[Instruction]
Copy each line that holds "Very".

[Data shown]
------------------------------------------------------------------------
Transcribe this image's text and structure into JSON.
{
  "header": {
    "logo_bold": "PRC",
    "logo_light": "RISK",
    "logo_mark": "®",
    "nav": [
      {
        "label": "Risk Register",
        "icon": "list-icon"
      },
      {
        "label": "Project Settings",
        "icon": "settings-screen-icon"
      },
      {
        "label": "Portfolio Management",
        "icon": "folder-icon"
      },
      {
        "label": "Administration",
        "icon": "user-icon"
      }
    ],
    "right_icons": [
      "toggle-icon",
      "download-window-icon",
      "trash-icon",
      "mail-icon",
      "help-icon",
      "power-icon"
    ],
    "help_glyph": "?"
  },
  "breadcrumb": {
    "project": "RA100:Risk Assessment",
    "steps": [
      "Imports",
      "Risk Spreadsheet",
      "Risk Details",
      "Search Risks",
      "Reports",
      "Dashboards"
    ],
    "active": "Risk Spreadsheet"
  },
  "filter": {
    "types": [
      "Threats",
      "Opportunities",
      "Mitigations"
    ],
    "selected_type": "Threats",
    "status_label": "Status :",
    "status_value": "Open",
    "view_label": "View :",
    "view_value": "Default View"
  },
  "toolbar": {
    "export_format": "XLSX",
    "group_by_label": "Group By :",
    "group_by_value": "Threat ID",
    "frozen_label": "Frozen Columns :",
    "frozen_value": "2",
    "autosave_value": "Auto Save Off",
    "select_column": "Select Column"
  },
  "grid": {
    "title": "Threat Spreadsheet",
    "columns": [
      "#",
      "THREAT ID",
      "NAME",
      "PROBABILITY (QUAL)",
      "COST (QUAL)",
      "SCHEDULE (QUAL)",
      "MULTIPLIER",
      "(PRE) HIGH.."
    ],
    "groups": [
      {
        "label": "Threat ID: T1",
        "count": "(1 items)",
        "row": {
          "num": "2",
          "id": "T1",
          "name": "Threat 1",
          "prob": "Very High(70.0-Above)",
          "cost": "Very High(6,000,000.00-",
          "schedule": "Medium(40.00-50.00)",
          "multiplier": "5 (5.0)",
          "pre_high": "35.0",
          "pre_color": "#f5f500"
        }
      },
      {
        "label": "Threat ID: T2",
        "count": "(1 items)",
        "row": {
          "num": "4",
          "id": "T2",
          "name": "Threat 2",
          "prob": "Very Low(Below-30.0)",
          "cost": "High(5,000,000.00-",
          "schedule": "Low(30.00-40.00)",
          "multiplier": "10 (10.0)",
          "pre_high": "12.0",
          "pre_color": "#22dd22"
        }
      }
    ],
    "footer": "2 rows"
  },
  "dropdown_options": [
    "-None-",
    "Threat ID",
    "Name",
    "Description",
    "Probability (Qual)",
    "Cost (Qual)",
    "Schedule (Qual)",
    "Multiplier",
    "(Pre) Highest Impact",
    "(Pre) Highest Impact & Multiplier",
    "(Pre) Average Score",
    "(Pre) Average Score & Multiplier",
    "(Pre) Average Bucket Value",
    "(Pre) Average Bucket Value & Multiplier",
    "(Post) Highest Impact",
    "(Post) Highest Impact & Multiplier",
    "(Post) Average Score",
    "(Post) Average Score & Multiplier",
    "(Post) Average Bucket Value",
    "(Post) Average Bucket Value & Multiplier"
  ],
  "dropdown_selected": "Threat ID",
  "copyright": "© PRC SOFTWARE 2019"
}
------------------------------------------------------------------------
[Response for this exercise]
          "prob": "Very High(70.0-Above)",
          "cost": "Very High(6,000,000.00-",
          "prob": "Very Low(Below-30.0)",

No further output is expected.